Rewrite the entries below, changing every "chevron-down-icon" to "caret-icon" and leaving everything else as it is. Omit the pictures from your answer.

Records
····················

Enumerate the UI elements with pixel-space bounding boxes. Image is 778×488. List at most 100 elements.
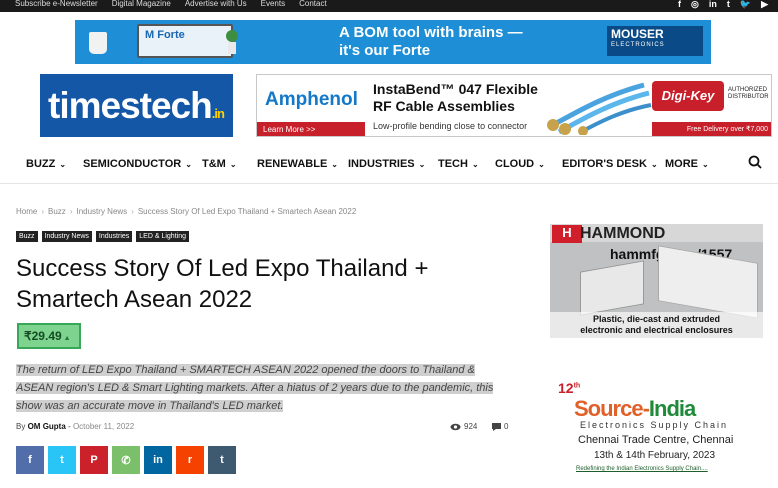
nav-item-tm[interactable]: T&M ⌄ xyxy=(202,158,237,170)
whatsapp-icon: ✆ xyxy=(121,454,131,467)
chevron-down-icon: ⌄ xyxy=(650,160,658,169)
nav-item-tech[interactable]: TECH ⌄ xyxy=(438,158,479,170)
site-logo[interactable]: timestech.in xyxy=(40,74,233,137)
article-meta: By OM Gupta - October 11, 2022 xyxy=(16,422,135,431)
tumblr-share-button[interactable]: t xyxy=(208,446,236,474)
chevron-down-icon: ⌄ xyxy=(471,160,479,169)
social-links: f ◎ in t 🐦 ▶ xyxy=(678,0,768,9)
event-venue: Chennai Trade Centre, Chennai xyxy=(578,434,734,446)
main-nav: BUZZ ⌄ SEMICONDUCTOR ⌄ T&M ⌄ RENEWABLE ⌄ IND… xyxy=(0,152,778,184)
nav-item-buzz[interactable]: BUZZ ⌄ xyxy=(26,158,66,170)
breadcrumb-current: Success Story Of Led Expo Thailand + Sma… xyxy=(137,207,357,216)
tag-industries[interactable]: Industries xyxy=(95,231,133,242)
facebook-icon[interactable]: f xyxy=(678,0,681,9)
event-dates: 13th & 14th February, 2023 xyxy=(594,450,716,461)
twitter-icon[interactable]: 🐦 xyxy=(740,0,751,9)
source-india-subtitle: Electronics Supply Chain xyxy=(580,420,729,430)
author-link[interactable]: OM Gupta xyxy=(28,422,66,431)
category-tags: Buzz Industry News Industries LED & Ligh… xyxy=(16,231,189,242)
chevron-down-icon: ⌄ xyxy=(538,160,545,169)
source-india-ad[interactable]: 12th Source-India Electronics Supply Cha… xyxy=(556,378,762,478)
chevron-down-icon: ⌄ xyxy=(702,160,709,169)
chevron-down-icon: ⌄ xyxy=(229,160,237,169)
article-excerpt: The return of LED Expo Thailand + SMARTE… xyxy=(16,364,494,412)
source-india-logo: Source-India xyxy=(574,396,696,421)
facebook-icon: f xyxy=(28,454,32,466)
ad-subtext: Low-profile bending close to connector xyxy=(373,121,528,131)
youtube-icon[interactable]: ▶ xyxy=(761,0,768,9)
edition-number: 12th xyxy=(558,380,581,396)
hammond-logo: HAMMOND xyxy=(580,225,666,242)
linkedin-share-button[interactable]: in xyxy=(144,446,172,474)
advertise-link[interactable]: Advertise with Us xyxy=(185,0,247,8)
nav-item-semiconductor[interactable]: SEMICONDUCTOR ⌄ xyxy=(83,158,192,170)
instagram-icon[interactable]: ◎ xyxy=(691,0,699,9)
amphenol-ad[interactable]: Amphenol Learn More >> InstaBend™ 047 Fl… xyxy=(256,74,772,137)
free-delivery-banner: Free Delivery over ₹7,000 xyxy=(652,122,771,136)
reddit-icon: r xyxy=(187,454,193,466)
amphenol-logo: Amphenol xyxy=(265,89,358,110)
twitter-icon: t xyxy=(60,454,64,466)
digital-magazine-link[interactable]: Digital Magazine xyxy=(112,0,171,8)
breadcrumb-separator: › xyxy=(131,207,134,216)
whatsapp-share-button[interactable]: ✆ xyxy=(112,446,140,474)
share-buttons: f t P ✆ in r t xyxy=(16,446,236,474)
nav-item-renewable[interactable]: RENEWABLE ⌄ xyxy=(257,158,338,170)
eye-icon xyxy=(450,423,461,430)
laptop-image: M Forte xyxy=(137,24,233,58)
ad-headline: InstaBend™ 047 Flexible RF Cable Assembl… xyxy=(373,81,538,114)
twitter-share-button[interactable]: t xyxy=(48,446,76,474)
facebook-share-button[interactable]: f xyxy=(16,446,44,474)
tag-industry-news[interactable]: Industry News xyxy=(41,231,92,242)
breadcrumb-separator: › xyxy=(41,207,45,216)
chevron-down-icon: ⌄ xyxy=(59,160,67,169)
arrow-up-icon: ▲ xyxy=(63,335,71,342)
cable-image xyxy=(547,82,652,135)
reddit-share-button[interactable]: r xyxy=(176,446,204,474)
top-banner-ad[interactable]: M Forte A BOM tool with brains — it's ou… xyxy=(75,20,711,64)
chevron-down-icon: ⌄ xyxy=(185,160,192,169)
top-bar: Subscribe e-Newsletter Digital Magazine … xyxy=(0,0,778,12)
tag-led-lighting[interactable]: LED & Lighting xyxy=(136,231,189,242)
breadcrumb-home[interactable]: Home xyxy=(16,207,37,216)
linkedin-icon[interactable]: in xyxy=(709,0,717,9)
nav-item-editors-desk[interactable]: EDITOR'S DESK ⌄ xyxy=(562,158,658,170)
pinterest-share-button[interactable]: P xyxy=(80,446,108,474)
digikey-logo: Digi-Key xyxy=(652,81,724,111)
banner-headline: A BOM tool with brains — it's our Forte xyxy=(339,24,523,59)
breadcrumb-separator: › xyxy=(69,207,73,216)
comment-count[interactable]: 0 xyxy=(492,422,508,431)
cup-image xyxy=(89,32,107,54)
event-tagline: Redefining the Indian Electronics Supply… xyxy=(576,466,708,472)
price-badge: ₹29.49 ▲ xyxy=(17,323,81,349)
pinterest-icon: P xyxy=(90,454,98,466)
breadcrumb-buzz[interactable]: Buzz xyxy=(48,207,66,216)
forte-logo: M Forte xyxy=(145,29,185,41)
hammond-ad[interactable]: H HAMMOND hammfg.com/1557 Plastic, die-c… xyxy=(550,224,763,338)
article-title: Success Story Of Led Expo Thailand + Sma… xyxy=(16,255,429,313)
tag-buzz[interactable]: Buzz xyxy=(16,231,38,242)
plant-image xyxy=(226,30,238,54)
chevron-down-icon: ⌄ xyxy=(418,160,426,169)
breadcrumb-industry-news[interactable]: Industry News xyxy=(76,207,127,216)
mouser-logo: MOUSER ELECTRONICS xyxy=(607,26,703,56)
publish-date: October 11, 2022 xyxy=(72,422,135,431)
enclosure-image xyxy=(658,245,758,319)
contact-link[interactable]: Contact xyxy=(299,0,327,8)
nav-item-industries[interactable]: INDUSTRIES ⌄ xyxy=(348,158,425,170)
nav-item-cloud[interactable]: CLOUD ⌄ xyxy=(495,158,545,170)
subscribe-link[interactable]: Subscribe e-Newsletter xyxy=(15,0,98,8)
hammond-caption: Plastic, die-cast and extruded electroni… xyxy=(550,312,763,338)
breadcrumb: Home › Buzz › Industry News › Success St… xyxy=(16,207,356,216)
hammond-mark: H xyxy=(552,225,582,243)
top-links: Subscribe e-Newsletter Digital Magazine … xyxy=(15,0,327,8)
enclosure-image xyxy=(580,260,644,316)
search-icon[interactable] xyxy=(748,155,762,169)
chevron-down-icon: ⌄ xyxy=(331,160,338,169)
nav-item-more[interactable]: MORE ⌄ xyxy=(665,158,709,170)
comment-icon xyxy=(492,422,501,431)
learn-more-button[interactable]: Learn More >> xyxy=(257,122,365,136)
linkedin-icon: in xyxy=(153,454,163,466)
events-link[interactable]: Events xyxy=(261,0,285,8)
tumblr-icon[interactable]: t xyxy=(727,0,730,9)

····················

• SOLUTION TO THIS TASK:
Enumerate the UI elements with pixel-space bounding boxes. Image is 778×488. List at most 100 elements.
nav-item-tm[interactable]: T&M ⌄ xyxy=(202,158,237,170)
whatsapp-icon: ✆ xyxy=(121,454,131,467)
caret-icon: ⌄ xyxy=(650,160,658,169)
nav-item-tech[interactable]: TECH ⌄ xyxy=(438,158,479,170)
site-logo[interactable]: timestech.in xyxy=(40,74,233,137)
article-meta: By OM Gupta - October 11, 2022 xyxy=(16,422,135,431)
tumblr-share-button[interactable]: t xyxy=(208,446,236,474)
caret-icon: ⌄ xyxy=(471,160,479,169)
social-links: f ◎ in t 🐦 ▶ xyxy=(678,0,768,9)
event-venue: Chennai Trade Centre, Chennai xyxy=(578,434,734,446)
main-nav: BUZZ ⌄ SEMICONDUCTOR ⌄ T&M ⌄ RENEWABLE ⌄ IND… xyxy=(0,152,778,184)
nav-item-buzz[interactable]: BUZZ ⌄ xyxy=(26,158,66,170)
breadcrumb-current: Success Story Of Led Expo Thailand + Sma… xyxy=(137,207,357,216)
tag-industries[interactable]: Industries xyxy=(95,231,133,242)
facebook-icon[interactable]: f xyxy=(678,0,681,9)
event-dates: 13th & 14th February, 2023 xyxy=(594,450,716,461)
twitter-icon[interactable]: 🐦 xyxy=(740,0,751,9)
source-india-subtitle: Electronics Supply Chain xyxy=(580,420,729,430)
author-link[interactable]: OM Gupta xyxy=(28,422,66,431)
category-tags: Buzz Industry News Industries LED & Ligh… xyxy=(16,231,189,242)
caret-icon: ⌄ xyxy=(538,160,545,169)
source-india-ad[interactable]: 12th Source-India Electronics Supply Cha… xyxy=(556,378,762,478)
caret-icon: ⌄ xyxy=(702,160,709,169)
caret-icon: ⌄ xyxy=(229,160,237,169)
article-excerpt: The return of LED Expo Thailand + SMARTE… xyxy=(16,364,494,412)
source-india-logo: Source-India xyxy=(574,396,696,421)
facebook-icon: f xyxy=(28,454,32,466)
ad-subtext: Low-profile bending close to connector xyxy=(373,121,528,131)
youtube-icon[interactable]: ▶ xyxy=(761,0,768,9)
edition-number: 12th xyxy=(558,380,581,396)
hammond-logo: HAMMOND xyxy=(580,225,666,242)
linkedin-share-button[interactable]: in xyxy=(144,446,172,474)
advertise-link[interactable]: Advertise with Us xyxy=(185,0,247,8)
nav-item-semiconductor[interactable]: SEMICONDUCTOR ⌄ xyxy=(83,158,192,170)
instagram-icon[interactable]: ◎ xyxy=(691,0,699,9)
amphenol-ad[interactable]: Amphenol Learn More >> InstaBend™ 047 Fl… xyxy=(256,74,772,137)
free-delivery-banner: Free Delivery over ₹7,000 xyxy=(652,122,771,136)
reddit-icon: r xyxy=(187,454,193,466)
amphenol-logo: Amphenol xyxy=(265,89,358,110)
twitter-icon: t xyxy=(60,454,64,466)
digital-magazine-link[interactable]: Digital Magazine xyxy=(112,0,171,8)
breadcrumb-separator: › xyxy=(131,207,134,216)
whatsapp-share-button[interactable]: ✆ xyxy=(112,446,140,474)
share-buttons: f t P ✆ in r t xyxy=(16,446,236,474)
nav-item-renewable[interactable]: RENEWABLE ⌄ xyxy=(257,158,338,170)
eye-icon xyxy=(450,423,461,430)
laptop-image: M Forte xyxy=(137,24,233,58)
ad-headline: InstaBend™ 047 Flexible RF Cable Assembl… xyxy=(373,81,538,114)
twitter-share-button[interactable]: t xyxy=(48,446,76,474)
facebook-share-button[interactable]: f xyxy=(16,446,44,474)
tag-industry-news[interactable]: Industry News xyxy=(41,231,92,242)
breadcrumb-separator: › xyxy=(41,207,45,216)
caret-icon: ⌄ xyxy=(59,160,67,169)
arrow-up-icon: ▲ xyxy=(63,335,71,342)
cable-image xyxy=(547,82,652,135)
reddit-share-button[interactable]: r xyxy=(176,446,204,474)
top-banner-ad[interactable]: M Forte A BOM tool with brains — it's ou… xyxy=(75,20,711,64)
caret-icon: ⌄ xyxy=(185,160,192,169)
top-bar: Subscribe e-Newsletter Digital Magazine … xyxy=(0,0,778,12)
tag-led-lighting[interactable]: LED & Lighting xyxy=(136,231,189,242)
breadcrumb-home[interactable]: Home xyxy=(16,207,37,216)
linkedin-icon[interactable]: in xyxy=(709,0,717,9)
nav-item-editors-desk[interactable]: EDITOR'S DESK ⌄ xyxy=(562,158,658,170)
pinterest-share-button[interactable]: P xyxy=(80,446,108,474)
digikey-logo: Digi-Key xyxy=(652,81,724,111)
banner-headline: A BOM tool with brains — it's our Forte xyxy=(339,24,523,59)
breadcrumb-separator: › xyxy=(69,207,73,216)
comment-count[interactable]: 0 xyxy=(492,422,508,431)
cup-image xyxy=(89,32,107,54)
event-tagline: Redefining the Indian Electronics Supply… xyxy=(576,466,708,472)
price-badge: ₹29.49 ▲ xyxy=(17,323,81,349)
pinterest-icon: P xyxy=(90,454,98,466)
breadcrumb-buzz[interactable]: Buzz xyxy=(48,207,66,216)
forte-logo: M Forte xyxy=(145,29,185,41)
hammond-ad[interactable]: H HAMMOND hammfg.com/1557 Plastic, die-c… xyxy=(550,224,763,338)
article-title: Success Story Of Led Expo Thailand + Sma… xyxy=(16,255,429,313)
tag-buzz[interactable]: Buzz xyxy=(16,231,38,242)
plant-image xyxy=(226,30,238,54)
caret-icon: ⌄ xyxy=(418,160,426,169)
breadcrumb-industry-news[interactable]: Industry News xyxy=(76,207,127,216)
mouser-logo: MOUSER ELECTRONICS xyxy=(607,26,703,56)
publish-date: October 11, 2022 xyxy=(72,422,135,431)
enclosure-image xyxy=(658,245,758,319)
contact-link[interactable]: Contact xyxy=(299,0,327,8)
nav-item-industries[interactable]: INDUSTRIES ⌄ xyxy=(348,158,425,170)
nav-item-cloud[interactable]: CLOUD ⌄ xyxy=(495,158,545,170)
subscribe-link[interactable]: Subscribe e-Newsletter xyxy=(15,0,98,8)
hammond-caption: Plastic, die-cast and extruded electroni… xyxy=(550,312,763,338)
breadcrumb: Home › Buzz › Industry News › Success St… xyxy=(16,207,356,216)
hammond-mark: H xyxy=(552,225,582,243)
top-links: Subscribe e-Newsletter Digital Magazine … xyxy=(15,0,327,8)
enclosure-image xyxy=(580,260,644,316)
search-icon[interactable] xyxy=(748,155,762,169)
caret-icon: ⌄ xyxy=(331,160,338,169)
nav-item-more[interactable]: MORE ⌄ xyxy=(665,158,709,170)
comment-icon xyxy=(492,422,501,431)
learn-more-button[interactable]: Learn More >> xyxy=(257,122,365,136)
linkedin-icon: in xyxy=(153,454,163,466)
events-link[interactable]: Events xyxy=(261,0,285,8)
tumblr-icon[interactable]: t xyxy=(727,0,730,9)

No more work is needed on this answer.